Brief:
Write the lines from the start of the records through the line containing "- cell-value-label: -0.112: [127, 236, 166, 250]" as a JSON list of strings, one string per line, leaving out blank lines.

Exercise materials:

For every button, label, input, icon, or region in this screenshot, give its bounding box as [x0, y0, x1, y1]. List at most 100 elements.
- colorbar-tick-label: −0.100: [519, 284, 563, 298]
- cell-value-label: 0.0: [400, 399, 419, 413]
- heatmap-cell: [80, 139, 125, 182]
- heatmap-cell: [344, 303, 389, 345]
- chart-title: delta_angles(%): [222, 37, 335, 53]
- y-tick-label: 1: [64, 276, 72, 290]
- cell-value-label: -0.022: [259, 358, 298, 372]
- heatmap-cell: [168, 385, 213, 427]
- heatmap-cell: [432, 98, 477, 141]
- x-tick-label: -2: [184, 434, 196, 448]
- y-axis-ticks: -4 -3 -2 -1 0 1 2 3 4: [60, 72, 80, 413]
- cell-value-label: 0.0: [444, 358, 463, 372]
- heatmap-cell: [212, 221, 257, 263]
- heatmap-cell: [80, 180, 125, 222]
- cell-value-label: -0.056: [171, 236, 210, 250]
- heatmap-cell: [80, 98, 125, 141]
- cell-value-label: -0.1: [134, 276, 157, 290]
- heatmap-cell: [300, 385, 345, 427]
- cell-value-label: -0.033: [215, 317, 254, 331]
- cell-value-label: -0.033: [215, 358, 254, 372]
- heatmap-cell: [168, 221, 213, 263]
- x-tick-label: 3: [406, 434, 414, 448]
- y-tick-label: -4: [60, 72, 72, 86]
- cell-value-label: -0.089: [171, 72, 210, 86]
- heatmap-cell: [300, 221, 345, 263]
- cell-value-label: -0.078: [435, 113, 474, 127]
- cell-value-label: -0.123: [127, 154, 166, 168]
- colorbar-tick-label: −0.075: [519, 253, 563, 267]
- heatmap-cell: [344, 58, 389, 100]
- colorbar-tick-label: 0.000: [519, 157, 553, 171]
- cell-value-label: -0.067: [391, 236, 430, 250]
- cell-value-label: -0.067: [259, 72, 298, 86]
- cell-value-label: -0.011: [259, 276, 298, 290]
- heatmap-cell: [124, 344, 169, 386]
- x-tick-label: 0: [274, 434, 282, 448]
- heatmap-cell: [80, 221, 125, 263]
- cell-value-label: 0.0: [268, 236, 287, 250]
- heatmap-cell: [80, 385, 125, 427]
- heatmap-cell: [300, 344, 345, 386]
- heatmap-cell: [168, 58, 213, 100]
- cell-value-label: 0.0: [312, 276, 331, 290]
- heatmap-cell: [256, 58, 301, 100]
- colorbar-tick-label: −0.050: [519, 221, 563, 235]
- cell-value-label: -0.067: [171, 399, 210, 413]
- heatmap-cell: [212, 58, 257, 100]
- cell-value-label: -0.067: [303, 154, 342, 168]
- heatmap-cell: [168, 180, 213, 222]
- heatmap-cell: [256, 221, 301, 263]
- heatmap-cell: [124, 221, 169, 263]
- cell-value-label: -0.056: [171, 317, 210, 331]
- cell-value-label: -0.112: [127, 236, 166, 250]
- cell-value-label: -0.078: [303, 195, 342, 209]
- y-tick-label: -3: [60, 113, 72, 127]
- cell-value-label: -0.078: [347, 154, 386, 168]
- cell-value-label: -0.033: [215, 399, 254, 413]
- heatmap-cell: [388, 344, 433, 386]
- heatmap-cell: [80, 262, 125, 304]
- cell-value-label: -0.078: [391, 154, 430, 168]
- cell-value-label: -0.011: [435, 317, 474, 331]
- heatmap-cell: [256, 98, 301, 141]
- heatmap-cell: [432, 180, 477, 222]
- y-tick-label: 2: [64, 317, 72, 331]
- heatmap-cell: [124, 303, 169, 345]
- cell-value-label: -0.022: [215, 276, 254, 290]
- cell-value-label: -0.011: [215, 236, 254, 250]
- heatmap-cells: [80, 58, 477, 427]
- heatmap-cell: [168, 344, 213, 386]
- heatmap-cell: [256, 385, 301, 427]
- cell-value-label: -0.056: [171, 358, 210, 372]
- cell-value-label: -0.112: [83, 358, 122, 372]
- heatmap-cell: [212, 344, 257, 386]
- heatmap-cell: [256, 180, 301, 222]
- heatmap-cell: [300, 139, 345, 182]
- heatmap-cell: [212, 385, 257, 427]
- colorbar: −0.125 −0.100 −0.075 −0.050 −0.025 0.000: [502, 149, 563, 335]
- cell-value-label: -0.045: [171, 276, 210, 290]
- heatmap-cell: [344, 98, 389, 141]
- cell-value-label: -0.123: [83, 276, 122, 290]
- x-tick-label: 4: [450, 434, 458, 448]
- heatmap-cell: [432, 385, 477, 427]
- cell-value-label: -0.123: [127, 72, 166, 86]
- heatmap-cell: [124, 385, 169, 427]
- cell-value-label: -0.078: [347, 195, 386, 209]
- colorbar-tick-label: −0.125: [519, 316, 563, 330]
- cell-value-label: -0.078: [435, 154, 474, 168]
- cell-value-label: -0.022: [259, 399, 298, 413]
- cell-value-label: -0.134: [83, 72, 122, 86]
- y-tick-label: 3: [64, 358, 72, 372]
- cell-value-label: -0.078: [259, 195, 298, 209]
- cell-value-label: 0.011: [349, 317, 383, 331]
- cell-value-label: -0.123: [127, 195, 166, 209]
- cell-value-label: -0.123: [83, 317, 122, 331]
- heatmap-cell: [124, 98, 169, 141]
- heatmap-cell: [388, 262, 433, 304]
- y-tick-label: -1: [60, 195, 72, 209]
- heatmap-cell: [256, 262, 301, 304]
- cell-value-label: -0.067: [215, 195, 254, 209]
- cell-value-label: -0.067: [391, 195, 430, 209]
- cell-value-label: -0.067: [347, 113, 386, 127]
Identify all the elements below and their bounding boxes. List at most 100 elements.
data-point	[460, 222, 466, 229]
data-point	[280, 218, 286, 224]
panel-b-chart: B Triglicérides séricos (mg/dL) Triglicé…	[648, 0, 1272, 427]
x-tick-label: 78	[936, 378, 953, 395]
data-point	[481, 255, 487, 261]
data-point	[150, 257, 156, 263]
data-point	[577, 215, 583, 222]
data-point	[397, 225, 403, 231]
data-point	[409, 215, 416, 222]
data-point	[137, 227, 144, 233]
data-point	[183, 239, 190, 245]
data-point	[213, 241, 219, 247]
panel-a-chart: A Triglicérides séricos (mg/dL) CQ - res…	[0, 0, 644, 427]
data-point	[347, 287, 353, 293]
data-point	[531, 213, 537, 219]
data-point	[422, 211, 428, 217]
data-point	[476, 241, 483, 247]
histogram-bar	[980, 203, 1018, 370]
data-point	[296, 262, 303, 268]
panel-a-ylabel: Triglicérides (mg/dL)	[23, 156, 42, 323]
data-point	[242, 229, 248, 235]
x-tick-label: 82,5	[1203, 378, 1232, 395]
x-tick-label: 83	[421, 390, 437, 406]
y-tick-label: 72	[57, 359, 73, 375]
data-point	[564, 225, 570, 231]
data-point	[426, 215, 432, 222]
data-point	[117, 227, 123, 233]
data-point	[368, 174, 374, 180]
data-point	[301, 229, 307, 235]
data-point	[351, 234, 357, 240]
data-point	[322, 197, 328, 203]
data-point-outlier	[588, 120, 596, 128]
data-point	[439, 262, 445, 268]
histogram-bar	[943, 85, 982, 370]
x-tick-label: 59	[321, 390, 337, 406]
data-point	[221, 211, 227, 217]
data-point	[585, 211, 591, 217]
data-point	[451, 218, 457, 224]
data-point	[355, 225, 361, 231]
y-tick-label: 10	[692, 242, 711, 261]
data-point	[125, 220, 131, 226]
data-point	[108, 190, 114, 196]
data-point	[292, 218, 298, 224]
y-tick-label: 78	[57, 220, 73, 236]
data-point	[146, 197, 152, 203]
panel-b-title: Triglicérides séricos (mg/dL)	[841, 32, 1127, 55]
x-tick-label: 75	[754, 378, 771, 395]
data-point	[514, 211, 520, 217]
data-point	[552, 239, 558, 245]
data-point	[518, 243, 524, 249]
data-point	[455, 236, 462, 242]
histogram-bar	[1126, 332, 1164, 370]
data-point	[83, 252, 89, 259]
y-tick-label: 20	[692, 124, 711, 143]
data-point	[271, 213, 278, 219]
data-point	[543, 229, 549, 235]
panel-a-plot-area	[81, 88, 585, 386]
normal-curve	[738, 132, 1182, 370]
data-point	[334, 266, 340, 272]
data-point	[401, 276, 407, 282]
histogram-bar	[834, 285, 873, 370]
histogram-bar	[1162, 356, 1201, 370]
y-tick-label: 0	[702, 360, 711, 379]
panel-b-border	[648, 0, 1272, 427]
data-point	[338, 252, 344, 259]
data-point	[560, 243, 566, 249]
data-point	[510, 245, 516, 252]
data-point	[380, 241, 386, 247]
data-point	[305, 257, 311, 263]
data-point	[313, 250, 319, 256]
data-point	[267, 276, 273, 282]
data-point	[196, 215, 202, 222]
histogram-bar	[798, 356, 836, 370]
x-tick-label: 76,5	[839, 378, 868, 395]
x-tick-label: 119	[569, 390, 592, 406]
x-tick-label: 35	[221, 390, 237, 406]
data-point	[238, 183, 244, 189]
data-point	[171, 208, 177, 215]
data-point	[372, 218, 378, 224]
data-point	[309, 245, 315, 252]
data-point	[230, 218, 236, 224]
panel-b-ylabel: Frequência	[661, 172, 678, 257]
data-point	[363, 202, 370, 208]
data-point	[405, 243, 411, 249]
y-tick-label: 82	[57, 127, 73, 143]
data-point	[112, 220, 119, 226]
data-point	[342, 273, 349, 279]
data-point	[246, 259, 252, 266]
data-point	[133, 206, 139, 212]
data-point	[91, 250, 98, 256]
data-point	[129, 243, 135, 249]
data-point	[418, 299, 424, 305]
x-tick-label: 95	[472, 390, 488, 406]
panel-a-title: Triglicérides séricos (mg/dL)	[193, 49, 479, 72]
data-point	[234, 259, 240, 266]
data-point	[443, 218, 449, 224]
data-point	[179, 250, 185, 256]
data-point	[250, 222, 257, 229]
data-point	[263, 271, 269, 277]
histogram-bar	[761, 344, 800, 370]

Solution:
[
  "For every button, label, input, icon, or region in this screenshot, give its bounding box as [x0, y0, x1, y1]. List at most 100 elements.",
  "- colorbar-tick-label: −0.100: [519, 284, 563, 298]",
  "- cell-value-label: 0.0: [400, 399, 419, 413]",
  "- heatmap-cell: [80, 139, 125, 182]",
  "- heatmap-cell: [344, 303, 389, 345]",
  "- chart-title: delta_angles(%): [222, 37, 335, 53]",
  "- y-tick-label: 1: [64, 276, 72, 290]",
  "- cell-value-label: -0.022: [259, 358, 298, 372]",
  "- heatmap-cell: [168, 385, 213, 427]",
  "- heatmap-cell: [432, 98, 477, 141]",
  "- x-tick-label: -2: [184, 434, 196, 448]",
  "- y-axis-ticks: -4 -3 -2 -1 0 1 2 3 4: [60, 72, 80, 413]",
  "- cell-value-label: 0.0: [444, 358, 463, 372]",
  "- heatmap-cell: [212, 221, 257, 263]",
  "- heatmap-cell: [80, 180, 125, 222]",
  "- cell-value-label: -0.056: [171, 236, 210, 250]",
  "- heatmap-cell: [80, 98, 125, 141]",
  "- cell-value-label: -0.1: [134, 276, 157, 290]",
  "- heatmap-cell: [300, 385, 345, 427]",
  "- cell-value-label: -0.033: [215, 317, 254, 331]",
  "- cell-value-label: -0.033: [215, 358, 254, 372]",
  "- heatmap-cell: [168, 221, 213, 263]",
  "- x-tick-label: 3: [406, 434, 414, 448]",
  "- y-tick-label: -4: [60, 72, 72, 86]",
  "- cell-value-label: -0.089: [171, 72, 210, 86]",
  "- heatmap-cell: [300, 221, 345, 263]",
  "- cell-value-label: -0.078: [435, 113, 474, 127]",
  "- cell-value-label: -0.123: [127, 154, 166, 168]",
  "- colorbar-tick-label: −0.075: [519, 253, 563, 267]",
  "- heatmap-cell: [344, 58, 389, 100]",
  "- colorbar-tick-label: 0.000: [519, 157, 553, 171]",
  "- cell-value-label: -0.067: [391, 236, 430, 250]",
  "- cell-value-label: -0.067: [259, 72, 298, 86]",
  "- cell-value-label: -0.011: [259, 276, 298, 290]",
  "- heatmap-cell: [124, 344, 169, 386]",
  "- x-tick-label: 0: [274, 434, 282, 448]",
  "- heatmap-cell: [80, 221, 125, 263]",
  "- cell-value-label: 0.0: [268, 236, 287, 250]",
  "- heatmap-cell: [80, 385, 125, 427]",
  "- heatmap-cell: [300, 344, 345, 386]",
  "- heatmap-cell: [168, 58, 213, 100]",
  "- cell-value-label: 0.0: [312, 276, 331, 290]",
  "- heatmap-cell: [256, 58, 301, 100]",
  "- colorbar-tick-label: −0.050: [519, 221, 563, 235]",
  "- cell-value-label: -0.067: [171, 399, 210, 413]",
  "- heatmap-cell: [212, 58, 257, 100]",
  "- cell-value-label: -0.067: [303, 154, 342, 168]",
  "- heatmap-cell: [168, 180, 213, 222]",
  "- heatmap-cell: [256, 221, 301, 263]",
  "- heatmap-cell: [124, 221, 169, 263]",
  "- cell-value-label: -0.056: [171, 317, 210, 331]",
  "- cell-value-label: -0.112: [127, 236, 166, 250]"
]